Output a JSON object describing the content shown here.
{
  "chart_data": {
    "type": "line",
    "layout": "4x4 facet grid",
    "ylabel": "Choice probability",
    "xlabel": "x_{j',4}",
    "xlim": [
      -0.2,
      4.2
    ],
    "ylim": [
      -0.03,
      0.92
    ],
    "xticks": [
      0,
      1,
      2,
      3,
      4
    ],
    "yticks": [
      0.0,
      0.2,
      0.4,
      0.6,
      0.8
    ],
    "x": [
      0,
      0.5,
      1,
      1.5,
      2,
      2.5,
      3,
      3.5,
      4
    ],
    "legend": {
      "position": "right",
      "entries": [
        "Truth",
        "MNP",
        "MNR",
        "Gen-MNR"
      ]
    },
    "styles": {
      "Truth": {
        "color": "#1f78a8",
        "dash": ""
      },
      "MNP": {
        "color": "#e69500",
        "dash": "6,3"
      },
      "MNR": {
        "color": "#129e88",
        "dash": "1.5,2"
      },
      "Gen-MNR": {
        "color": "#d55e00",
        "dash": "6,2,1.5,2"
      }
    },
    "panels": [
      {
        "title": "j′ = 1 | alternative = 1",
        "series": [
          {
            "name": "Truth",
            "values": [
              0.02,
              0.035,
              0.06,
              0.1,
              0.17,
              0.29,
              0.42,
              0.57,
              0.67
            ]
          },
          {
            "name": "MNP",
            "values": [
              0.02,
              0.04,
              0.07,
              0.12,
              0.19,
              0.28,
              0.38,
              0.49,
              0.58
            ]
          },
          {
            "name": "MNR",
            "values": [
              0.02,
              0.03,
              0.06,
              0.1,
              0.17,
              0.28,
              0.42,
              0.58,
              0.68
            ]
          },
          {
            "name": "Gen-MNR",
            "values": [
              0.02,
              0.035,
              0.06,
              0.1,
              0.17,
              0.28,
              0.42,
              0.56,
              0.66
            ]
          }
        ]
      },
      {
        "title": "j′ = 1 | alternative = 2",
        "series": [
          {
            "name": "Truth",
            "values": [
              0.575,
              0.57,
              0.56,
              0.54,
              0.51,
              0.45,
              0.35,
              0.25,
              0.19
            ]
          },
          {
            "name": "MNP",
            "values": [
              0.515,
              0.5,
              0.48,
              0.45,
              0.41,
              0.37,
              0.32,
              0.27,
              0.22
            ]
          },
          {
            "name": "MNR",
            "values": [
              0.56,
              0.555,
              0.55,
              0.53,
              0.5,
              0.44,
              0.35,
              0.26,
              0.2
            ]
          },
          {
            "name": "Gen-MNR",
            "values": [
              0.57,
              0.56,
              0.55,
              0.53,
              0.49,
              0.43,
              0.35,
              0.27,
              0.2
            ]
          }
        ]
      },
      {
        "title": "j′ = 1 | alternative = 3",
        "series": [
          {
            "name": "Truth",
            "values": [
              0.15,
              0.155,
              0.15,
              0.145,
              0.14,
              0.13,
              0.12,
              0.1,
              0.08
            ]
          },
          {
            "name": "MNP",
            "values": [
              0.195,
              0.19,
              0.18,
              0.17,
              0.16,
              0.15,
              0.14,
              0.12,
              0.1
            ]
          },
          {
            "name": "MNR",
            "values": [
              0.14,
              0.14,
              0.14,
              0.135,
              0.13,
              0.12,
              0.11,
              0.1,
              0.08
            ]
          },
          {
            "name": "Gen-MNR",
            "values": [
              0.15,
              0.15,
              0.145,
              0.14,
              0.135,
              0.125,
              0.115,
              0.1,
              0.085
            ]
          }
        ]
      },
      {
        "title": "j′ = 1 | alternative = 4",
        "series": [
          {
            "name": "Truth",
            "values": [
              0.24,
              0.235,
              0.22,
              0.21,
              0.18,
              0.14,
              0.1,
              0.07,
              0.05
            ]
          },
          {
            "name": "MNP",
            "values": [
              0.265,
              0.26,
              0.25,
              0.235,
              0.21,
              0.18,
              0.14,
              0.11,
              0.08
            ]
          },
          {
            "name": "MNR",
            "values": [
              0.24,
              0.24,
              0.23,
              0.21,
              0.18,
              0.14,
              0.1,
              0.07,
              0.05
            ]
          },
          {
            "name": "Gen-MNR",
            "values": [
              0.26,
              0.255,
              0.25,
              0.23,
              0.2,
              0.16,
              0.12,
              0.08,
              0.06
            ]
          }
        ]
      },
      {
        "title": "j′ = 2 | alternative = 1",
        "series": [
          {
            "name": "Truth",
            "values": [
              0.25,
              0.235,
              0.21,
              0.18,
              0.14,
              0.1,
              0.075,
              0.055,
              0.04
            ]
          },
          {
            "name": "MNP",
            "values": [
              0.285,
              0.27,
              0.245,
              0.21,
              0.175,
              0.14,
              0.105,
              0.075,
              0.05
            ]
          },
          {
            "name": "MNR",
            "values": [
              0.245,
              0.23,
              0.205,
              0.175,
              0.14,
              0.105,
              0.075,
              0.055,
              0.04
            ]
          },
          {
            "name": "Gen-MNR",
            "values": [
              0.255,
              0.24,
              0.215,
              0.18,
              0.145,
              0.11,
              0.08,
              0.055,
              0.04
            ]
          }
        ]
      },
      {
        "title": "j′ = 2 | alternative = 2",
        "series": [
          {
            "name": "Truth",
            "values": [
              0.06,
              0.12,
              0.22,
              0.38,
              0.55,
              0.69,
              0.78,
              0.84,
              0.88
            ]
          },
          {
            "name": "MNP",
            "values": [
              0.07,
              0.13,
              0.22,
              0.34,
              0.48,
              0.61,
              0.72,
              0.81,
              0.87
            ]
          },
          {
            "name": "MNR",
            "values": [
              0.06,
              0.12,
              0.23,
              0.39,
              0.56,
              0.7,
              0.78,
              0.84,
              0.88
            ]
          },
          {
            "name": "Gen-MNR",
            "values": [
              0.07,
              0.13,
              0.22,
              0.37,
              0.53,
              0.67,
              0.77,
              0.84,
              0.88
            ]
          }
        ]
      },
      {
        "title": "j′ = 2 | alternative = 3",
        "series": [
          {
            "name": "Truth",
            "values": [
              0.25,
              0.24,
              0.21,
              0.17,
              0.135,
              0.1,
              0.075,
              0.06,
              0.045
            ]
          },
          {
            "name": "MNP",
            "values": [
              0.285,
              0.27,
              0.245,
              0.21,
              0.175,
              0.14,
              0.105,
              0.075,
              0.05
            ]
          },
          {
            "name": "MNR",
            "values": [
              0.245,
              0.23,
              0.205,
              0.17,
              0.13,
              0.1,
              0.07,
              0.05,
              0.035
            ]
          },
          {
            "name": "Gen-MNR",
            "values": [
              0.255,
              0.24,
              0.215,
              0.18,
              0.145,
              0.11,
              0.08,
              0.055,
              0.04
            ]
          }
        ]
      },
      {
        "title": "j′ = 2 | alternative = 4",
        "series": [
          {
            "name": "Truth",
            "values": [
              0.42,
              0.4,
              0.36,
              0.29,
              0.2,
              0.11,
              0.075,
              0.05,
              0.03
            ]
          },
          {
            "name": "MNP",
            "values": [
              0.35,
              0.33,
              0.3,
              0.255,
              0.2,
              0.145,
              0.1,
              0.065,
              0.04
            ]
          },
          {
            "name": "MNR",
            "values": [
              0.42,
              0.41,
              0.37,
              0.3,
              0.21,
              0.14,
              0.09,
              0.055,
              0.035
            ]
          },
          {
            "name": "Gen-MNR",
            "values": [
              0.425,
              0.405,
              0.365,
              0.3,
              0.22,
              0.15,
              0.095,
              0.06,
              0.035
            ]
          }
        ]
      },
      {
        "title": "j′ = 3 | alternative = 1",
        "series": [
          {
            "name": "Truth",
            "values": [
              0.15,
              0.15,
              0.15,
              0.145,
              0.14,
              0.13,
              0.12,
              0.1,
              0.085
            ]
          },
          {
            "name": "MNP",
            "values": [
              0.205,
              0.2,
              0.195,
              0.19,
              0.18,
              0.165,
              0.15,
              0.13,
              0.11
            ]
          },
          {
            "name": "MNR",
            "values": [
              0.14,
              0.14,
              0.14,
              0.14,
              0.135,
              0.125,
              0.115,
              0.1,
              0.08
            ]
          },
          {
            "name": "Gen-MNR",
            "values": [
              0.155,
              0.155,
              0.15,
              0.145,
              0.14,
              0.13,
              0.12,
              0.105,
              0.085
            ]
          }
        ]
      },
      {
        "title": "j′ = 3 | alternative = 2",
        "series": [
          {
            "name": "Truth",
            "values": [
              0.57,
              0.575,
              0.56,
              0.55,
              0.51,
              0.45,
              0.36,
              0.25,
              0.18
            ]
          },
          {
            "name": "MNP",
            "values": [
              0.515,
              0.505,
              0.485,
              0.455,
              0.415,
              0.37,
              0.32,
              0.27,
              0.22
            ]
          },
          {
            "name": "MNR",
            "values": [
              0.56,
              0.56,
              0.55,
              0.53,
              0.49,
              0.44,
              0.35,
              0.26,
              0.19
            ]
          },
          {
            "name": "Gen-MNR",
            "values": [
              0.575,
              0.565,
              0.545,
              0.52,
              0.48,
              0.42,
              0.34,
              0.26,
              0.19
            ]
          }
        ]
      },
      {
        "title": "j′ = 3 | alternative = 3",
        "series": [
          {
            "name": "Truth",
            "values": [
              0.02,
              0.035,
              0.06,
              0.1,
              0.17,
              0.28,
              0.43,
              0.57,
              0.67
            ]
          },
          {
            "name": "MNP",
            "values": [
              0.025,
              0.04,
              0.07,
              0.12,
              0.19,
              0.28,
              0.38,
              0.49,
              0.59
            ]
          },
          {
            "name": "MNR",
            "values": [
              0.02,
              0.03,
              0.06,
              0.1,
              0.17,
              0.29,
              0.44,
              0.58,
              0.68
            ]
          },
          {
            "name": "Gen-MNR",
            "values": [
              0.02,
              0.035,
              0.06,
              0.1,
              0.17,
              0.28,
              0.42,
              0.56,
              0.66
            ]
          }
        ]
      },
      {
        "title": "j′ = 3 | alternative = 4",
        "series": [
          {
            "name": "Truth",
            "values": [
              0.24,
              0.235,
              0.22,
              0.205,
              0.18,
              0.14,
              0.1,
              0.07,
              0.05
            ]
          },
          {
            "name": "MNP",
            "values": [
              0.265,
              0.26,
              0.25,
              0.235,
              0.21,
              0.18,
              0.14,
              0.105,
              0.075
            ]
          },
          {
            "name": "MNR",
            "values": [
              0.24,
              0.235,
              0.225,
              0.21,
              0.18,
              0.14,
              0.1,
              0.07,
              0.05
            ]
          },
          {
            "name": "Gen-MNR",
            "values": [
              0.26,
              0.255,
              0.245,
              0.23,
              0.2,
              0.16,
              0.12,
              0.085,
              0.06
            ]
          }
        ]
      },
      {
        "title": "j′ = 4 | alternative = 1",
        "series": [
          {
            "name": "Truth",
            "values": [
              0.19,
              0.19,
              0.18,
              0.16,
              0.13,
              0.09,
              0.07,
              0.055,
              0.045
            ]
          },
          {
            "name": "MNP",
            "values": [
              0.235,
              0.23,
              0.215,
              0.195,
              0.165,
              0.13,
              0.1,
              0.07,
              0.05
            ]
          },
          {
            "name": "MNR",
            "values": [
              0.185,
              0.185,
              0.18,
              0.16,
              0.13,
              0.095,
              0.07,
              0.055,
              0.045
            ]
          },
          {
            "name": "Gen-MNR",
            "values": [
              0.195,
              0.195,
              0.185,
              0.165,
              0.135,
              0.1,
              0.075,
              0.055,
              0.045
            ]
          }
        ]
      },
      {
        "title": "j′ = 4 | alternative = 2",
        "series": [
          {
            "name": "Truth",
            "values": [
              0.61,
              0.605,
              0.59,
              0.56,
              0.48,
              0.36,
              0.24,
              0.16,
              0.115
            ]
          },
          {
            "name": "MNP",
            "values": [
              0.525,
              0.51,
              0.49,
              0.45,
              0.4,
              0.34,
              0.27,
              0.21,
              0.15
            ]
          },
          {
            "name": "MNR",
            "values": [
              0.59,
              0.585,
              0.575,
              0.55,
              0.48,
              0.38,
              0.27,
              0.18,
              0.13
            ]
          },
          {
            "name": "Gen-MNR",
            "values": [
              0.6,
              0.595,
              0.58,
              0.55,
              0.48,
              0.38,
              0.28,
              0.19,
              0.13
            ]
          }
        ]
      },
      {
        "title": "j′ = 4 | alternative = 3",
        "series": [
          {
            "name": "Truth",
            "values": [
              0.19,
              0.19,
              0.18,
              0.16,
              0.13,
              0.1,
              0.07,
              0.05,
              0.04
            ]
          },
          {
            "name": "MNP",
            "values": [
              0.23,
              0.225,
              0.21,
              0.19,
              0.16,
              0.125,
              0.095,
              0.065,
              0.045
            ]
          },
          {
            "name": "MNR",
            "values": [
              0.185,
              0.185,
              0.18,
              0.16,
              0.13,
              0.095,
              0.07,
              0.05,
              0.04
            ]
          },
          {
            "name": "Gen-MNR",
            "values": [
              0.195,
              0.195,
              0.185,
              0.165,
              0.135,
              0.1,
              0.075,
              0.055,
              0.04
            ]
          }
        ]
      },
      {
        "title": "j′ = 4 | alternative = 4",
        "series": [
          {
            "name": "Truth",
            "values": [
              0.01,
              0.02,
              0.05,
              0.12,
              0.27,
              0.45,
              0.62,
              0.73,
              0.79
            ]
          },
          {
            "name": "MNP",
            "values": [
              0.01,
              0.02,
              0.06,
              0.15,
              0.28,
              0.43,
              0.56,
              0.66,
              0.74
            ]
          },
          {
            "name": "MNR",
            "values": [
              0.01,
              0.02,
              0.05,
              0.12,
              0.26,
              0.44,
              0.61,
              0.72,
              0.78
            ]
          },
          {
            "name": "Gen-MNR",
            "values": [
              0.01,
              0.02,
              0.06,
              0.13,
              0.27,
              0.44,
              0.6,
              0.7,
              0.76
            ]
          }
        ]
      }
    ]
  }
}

++++++++++++++++++++

Find the lines that include the string "color", then copy each of them.

**Output for this exercise**.
        "color": "#1f78a8",
        "color": "#e69500",
        "color": "#129e88",
        "color": "#d55e00",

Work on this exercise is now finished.